**RECORD EXTRACTS:**
#####

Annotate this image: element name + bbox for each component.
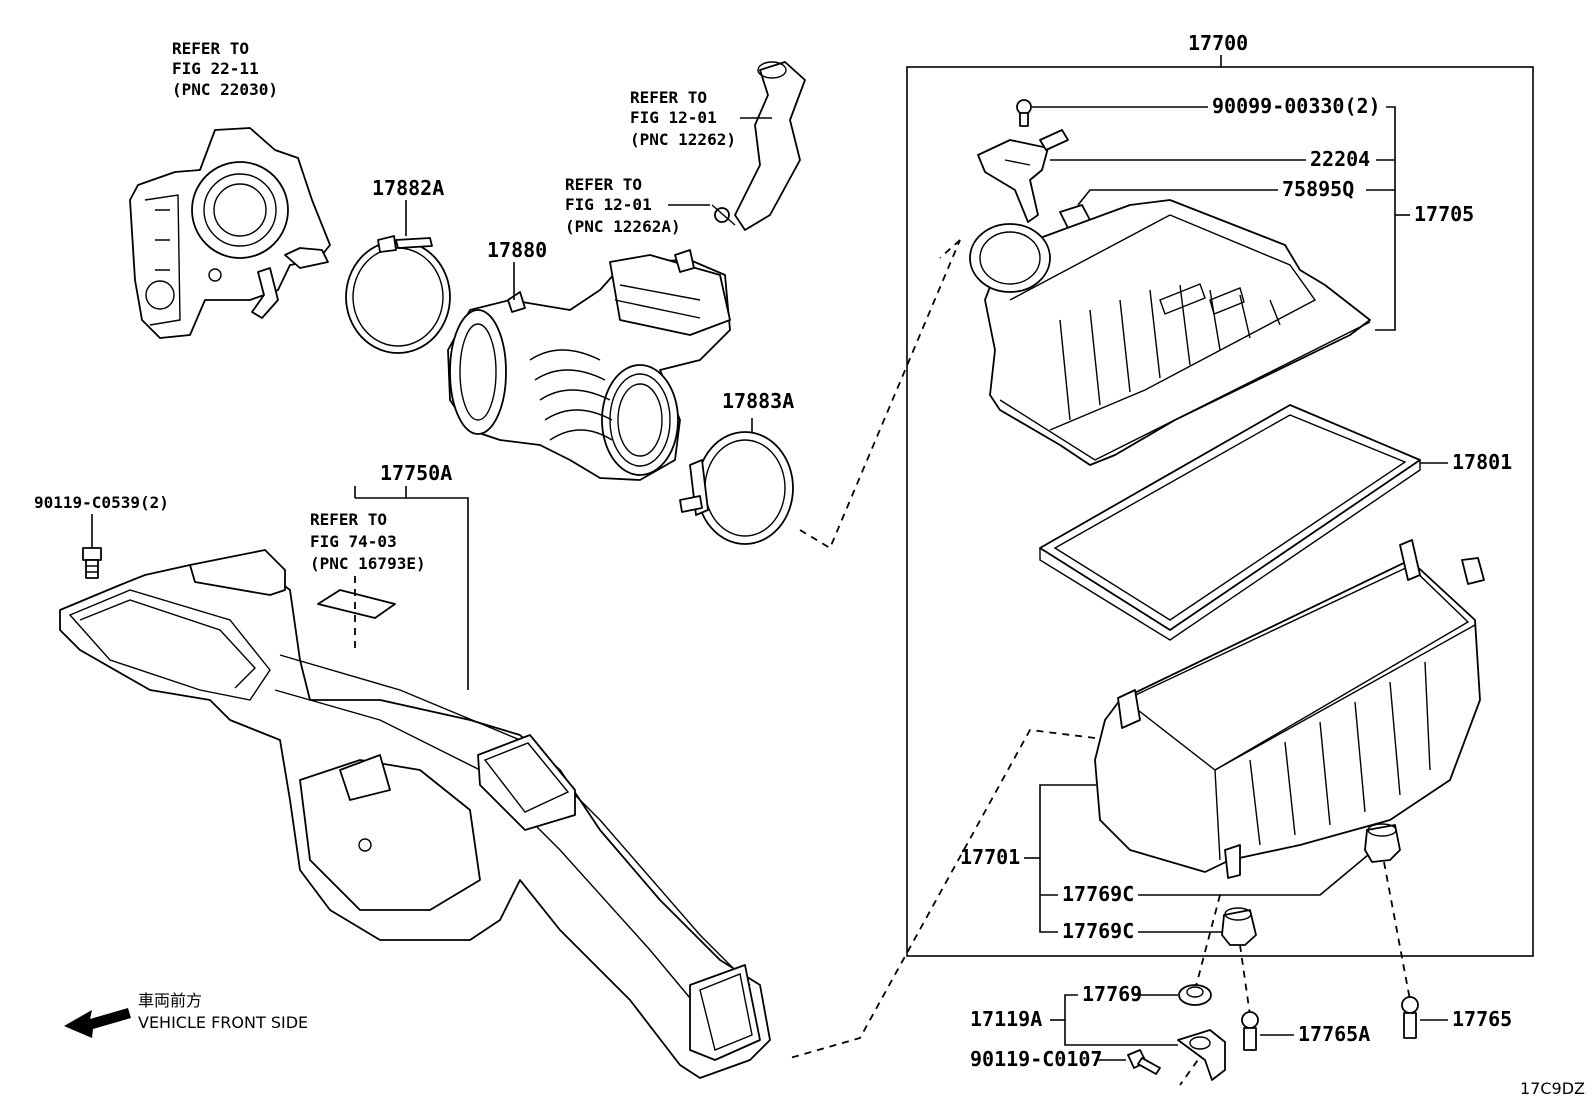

#####

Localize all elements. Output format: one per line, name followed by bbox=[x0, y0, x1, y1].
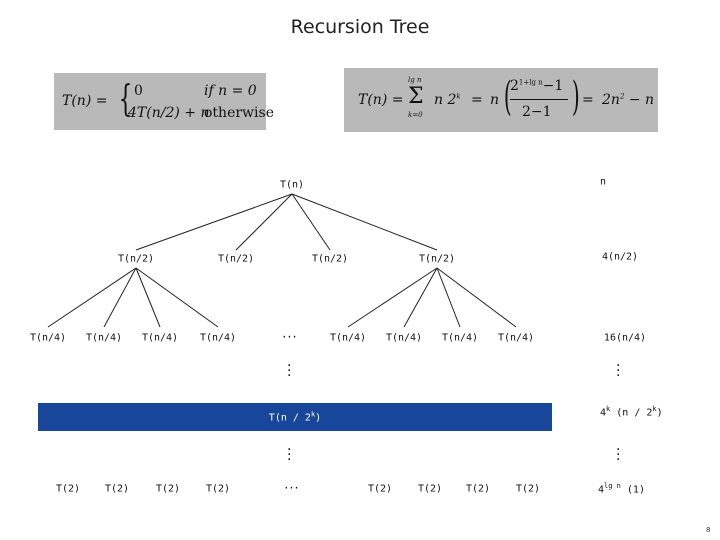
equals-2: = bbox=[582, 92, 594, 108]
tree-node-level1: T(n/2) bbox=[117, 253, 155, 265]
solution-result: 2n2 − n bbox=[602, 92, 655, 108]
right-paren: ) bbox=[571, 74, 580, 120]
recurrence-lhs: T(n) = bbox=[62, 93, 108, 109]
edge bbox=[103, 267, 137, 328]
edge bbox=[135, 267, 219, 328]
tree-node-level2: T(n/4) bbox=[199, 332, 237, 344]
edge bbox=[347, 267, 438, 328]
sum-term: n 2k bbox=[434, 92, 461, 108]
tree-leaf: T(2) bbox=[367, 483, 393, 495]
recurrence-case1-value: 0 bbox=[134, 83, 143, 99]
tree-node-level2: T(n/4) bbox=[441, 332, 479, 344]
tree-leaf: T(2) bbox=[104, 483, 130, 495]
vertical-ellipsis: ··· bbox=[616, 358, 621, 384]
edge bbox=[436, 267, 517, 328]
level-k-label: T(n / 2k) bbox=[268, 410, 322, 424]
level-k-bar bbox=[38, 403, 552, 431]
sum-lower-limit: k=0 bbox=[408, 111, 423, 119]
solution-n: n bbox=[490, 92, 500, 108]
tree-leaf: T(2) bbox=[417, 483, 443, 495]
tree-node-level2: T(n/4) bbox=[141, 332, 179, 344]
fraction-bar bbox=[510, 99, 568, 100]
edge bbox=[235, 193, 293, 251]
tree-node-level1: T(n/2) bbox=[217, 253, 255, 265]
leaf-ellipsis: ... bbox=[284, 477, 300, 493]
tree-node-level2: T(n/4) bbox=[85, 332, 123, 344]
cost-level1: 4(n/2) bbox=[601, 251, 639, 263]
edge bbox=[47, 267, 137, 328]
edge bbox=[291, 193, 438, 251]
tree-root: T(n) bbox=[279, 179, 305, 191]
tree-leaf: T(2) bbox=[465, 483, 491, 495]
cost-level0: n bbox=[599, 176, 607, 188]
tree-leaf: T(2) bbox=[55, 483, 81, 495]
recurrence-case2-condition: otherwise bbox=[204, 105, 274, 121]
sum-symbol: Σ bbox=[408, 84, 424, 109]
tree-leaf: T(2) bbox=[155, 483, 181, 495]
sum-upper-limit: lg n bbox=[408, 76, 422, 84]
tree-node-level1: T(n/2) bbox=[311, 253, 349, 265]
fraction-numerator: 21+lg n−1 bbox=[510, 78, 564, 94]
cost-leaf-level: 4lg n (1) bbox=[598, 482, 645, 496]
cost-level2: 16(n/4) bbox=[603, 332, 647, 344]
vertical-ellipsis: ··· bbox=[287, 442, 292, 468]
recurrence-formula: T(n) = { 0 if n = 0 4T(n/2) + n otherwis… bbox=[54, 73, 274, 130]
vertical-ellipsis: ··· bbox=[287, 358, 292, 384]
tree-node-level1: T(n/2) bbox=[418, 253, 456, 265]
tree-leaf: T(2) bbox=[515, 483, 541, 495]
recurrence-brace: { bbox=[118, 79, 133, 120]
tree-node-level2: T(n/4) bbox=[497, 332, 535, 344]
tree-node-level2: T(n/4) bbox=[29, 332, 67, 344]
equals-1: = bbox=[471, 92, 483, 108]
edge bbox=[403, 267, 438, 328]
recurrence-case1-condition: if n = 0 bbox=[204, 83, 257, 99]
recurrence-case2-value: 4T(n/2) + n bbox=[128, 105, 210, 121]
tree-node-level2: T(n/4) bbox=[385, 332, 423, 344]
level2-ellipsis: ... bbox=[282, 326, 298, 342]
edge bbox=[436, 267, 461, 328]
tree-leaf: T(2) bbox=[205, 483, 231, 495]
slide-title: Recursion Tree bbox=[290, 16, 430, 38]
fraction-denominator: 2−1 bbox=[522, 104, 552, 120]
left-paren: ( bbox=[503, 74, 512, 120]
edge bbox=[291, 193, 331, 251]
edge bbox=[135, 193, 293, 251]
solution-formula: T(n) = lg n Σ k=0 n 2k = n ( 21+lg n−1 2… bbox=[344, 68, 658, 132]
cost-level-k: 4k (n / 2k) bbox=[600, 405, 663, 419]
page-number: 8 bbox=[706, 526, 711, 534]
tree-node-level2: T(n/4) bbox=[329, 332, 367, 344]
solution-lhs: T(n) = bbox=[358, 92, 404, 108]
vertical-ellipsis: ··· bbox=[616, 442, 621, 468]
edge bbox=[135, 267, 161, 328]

#####

**TASK INSTRUCTIONS:** Quote the records word for word, from the line containing "Localize all elements." through the line containing "recurrence-lhs: T(n) = bbox=[62, 93, 108, 109]", with both of those lines included. Omit the picture.

**EXERCISE RESPONSE:**
Localize all elements. Output format: one per line, name followed by bbox=[x0, y0, x1, y1].
equals-2: = bbox=[582, 92, 594, 108]
tree-node-level1: T(n/2) bbox=[117, 253, 155, 265]
solution-result: 2n2 − n bbox=[602, 92, 655, 108]
right-paren: ) bbox=[571, 74, 580, 120]
recurrence-lhs: T(n) = bbox=[62, 93, 108, 109]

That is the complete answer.